◆ WHAT IS ASKED: Keep only the lines where "Escola" appears.

◆ TASK INPUT:
+-------+

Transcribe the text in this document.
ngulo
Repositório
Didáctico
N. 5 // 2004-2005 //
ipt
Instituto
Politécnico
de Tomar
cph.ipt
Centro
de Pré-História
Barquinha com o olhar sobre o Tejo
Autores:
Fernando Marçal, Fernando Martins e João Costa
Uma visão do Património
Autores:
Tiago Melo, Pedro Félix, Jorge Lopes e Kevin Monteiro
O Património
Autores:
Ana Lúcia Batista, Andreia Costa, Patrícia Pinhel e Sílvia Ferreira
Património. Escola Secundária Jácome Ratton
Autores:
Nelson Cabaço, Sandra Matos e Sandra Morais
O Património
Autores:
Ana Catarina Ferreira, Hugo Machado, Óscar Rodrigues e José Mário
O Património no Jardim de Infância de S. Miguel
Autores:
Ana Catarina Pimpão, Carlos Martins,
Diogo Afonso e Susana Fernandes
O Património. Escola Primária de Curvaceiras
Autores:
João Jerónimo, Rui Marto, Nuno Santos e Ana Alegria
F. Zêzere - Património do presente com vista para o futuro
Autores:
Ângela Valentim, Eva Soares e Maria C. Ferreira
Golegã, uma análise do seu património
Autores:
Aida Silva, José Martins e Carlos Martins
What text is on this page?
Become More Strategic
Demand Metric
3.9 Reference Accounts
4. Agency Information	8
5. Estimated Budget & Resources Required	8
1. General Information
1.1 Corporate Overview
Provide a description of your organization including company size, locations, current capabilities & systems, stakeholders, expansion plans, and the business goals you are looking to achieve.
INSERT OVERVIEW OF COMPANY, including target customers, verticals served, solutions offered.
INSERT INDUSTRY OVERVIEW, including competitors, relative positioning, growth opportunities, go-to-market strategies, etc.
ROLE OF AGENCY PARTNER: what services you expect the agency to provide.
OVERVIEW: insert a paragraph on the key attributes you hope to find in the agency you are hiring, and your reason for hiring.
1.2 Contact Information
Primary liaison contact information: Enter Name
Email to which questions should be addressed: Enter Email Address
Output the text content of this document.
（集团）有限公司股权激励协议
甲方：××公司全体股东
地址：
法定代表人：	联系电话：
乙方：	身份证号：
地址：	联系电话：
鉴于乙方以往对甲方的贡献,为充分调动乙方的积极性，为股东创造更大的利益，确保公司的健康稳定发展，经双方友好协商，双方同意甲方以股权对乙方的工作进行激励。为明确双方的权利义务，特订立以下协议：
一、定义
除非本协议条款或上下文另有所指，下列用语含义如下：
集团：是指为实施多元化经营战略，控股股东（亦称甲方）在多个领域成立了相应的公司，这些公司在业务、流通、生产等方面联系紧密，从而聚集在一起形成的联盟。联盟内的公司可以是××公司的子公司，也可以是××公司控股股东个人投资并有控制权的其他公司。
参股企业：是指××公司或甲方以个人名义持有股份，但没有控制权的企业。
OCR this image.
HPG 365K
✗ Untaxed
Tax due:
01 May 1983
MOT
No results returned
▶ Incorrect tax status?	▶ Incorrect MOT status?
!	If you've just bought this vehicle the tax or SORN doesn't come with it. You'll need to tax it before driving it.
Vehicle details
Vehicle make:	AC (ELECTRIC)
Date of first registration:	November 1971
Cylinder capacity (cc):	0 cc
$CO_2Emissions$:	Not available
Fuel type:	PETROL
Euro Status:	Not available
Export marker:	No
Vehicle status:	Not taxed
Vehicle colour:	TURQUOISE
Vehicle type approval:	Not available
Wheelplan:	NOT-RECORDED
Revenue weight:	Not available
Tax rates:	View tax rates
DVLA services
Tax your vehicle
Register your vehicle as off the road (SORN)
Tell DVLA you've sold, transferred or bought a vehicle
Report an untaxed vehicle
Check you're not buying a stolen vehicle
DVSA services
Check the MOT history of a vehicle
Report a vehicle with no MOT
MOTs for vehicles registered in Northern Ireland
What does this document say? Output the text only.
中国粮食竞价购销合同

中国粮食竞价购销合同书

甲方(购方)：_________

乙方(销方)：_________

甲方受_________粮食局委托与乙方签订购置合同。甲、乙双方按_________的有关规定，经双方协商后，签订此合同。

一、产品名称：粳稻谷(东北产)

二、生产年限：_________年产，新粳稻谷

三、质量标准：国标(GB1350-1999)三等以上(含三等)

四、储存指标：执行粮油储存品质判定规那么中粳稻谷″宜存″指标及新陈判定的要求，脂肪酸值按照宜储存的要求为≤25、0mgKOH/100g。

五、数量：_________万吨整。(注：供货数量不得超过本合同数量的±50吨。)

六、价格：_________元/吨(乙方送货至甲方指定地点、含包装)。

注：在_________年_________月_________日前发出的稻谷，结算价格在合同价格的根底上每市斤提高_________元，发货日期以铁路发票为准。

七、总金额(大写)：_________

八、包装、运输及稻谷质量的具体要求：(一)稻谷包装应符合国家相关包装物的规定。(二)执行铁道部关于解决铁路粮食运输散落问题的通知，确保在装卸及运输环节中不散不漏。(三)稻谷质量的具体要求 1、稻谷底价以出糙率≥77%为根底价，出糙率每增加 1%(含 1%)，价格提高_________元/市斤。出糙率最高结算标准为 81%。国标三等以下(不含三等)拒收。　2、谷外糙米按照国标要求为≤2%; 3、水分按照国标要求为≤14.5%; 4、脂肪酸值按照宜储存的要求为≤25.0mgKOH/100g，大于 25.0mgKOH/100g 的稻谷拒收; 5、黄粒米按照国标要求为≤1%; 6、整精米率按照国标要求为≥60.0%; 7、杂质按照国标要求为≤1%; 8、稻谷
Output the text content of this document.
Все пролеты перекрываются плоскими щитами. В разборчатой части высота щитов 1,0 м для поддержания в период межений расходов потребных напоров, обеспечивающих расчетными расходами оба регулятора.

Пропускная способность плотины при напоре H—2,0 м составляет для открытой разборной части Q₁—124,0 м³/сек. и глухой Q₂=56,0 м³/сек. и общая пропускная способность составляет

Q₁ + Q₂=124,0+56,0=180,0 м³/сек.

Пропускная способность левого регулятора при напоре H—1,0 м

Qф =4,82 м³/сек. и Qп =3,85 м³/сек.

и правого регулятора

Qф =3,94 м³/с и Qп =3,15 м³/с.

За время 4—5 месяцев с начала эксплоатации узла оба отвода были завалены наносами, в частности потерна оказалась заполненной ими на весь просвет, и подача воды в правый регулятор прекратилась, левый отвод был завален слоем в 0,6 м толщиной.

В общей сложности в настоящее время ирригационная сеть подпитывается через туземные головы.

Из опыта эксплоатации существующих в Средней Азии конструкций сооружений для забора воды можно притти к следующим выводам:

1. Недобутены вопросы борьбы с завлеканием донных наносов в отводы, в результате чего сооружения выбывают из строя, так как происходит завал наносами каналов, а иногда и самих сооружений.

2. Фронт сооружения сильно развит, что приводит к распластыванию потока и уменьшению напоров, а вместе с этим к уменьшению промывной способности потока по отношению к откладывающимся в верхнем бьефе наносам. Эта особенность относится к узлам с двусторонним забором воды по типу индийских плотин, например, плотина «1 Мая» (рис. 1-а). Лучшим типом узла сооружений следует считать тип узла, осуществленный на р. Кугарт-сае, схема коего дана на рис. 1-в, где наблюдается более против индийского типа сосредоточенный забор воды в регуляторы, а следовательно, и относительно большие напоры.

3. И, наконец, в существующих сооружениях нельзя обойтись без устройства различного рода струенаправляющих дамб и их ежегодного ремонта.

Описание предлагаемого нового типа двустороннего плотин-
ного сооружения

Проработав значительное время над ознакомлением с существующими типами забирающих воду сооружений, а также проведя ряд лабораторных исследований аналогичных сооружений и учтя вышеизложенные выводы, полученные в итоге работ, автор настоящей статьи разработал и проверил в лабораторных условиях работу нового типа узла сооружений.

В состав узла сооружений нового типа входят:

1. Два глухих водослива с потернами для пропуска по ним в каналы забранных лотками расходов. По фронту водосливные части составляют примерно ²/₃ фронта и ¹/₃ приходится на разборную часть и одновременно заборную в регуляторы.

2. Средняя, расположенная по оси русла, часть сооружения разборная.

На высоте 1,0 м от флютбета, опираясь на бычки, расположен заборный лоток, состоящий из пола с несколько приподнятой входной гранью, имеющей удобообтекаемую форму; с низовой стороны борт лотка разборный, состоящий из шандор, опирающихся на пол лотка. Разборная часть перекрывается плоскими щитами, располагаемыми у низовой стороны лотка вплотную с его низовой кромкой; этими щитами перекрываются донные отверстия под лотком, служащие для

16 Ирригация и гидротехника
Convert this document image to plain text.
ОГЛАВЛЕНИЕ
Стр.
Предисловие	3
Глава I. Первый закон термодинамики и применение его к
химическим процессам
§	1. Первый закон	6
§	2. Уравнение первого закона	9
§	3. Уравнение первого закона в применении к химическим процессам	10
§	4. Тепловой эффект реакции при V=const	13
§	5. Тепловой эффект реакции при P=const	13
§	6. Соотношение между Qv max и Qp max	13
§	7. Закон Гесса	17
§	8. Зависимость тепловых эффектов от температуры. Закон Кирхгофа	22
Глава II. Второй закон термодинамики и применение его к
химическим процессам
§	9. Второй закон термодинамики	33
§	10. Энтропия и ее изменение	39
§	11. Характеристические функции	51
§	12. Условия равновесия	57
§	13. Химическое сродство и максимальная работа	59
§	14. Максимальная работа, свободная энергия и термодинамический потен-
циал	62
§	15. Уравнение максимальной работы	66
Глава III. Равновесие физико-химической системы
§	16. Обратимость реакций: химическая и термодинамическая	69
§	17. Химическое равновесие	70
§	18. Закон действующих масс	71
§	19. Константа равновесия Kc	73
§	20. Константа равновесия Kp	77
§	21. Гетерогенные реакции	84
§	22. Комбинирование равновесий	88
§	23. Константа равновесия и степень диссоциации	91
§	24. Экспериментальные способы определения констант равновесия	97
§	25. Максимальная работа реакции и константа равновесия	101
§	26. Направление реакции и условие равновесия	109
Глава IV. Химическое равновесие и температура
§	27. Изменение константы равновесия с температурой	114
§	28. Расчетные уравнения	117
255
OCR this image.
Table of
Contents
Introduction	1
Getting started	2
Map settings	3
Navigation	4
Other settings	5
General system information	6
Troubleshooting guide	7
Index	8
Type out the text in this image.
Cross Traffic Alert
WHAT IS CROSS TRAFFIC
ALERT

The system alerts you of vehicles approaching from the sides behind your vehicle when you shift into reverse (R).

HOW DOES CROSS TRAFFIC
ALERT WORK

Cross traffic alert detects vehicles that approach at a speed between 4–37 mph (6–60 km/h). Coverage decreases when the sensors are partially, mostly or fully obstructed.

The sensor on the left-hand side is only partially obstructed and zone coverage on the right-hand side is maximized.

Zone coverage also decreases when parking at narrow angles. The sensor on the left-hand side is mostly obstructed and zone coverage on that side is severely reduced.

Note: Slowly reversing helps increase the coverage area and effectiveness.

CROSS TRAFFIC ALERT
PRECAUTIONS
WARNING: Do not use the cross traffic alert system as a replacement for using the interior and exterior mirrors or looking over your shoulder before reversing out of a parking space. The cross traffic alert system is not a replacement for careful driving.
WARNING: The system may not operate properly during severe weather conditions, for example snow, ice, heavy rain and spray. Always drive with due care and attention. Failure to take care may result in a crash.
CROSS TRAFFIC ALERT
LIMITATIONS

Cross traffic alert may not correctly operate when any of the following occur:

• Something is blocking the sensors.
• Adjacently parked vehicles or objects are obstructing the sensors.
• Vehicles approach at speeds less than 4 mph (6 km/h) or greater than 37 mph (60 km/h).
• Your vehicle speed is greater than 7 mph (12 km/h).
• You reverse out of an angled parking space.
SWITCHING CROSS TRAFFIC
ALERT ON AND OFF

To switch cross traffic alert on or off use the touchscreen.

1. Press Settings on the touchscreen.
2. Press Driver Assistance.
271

+-------+

◆ COMPLETE OUTPUT:
Património. Escola Secundária Jácome Ratton
O Património. Escola Primária de Curvaceiras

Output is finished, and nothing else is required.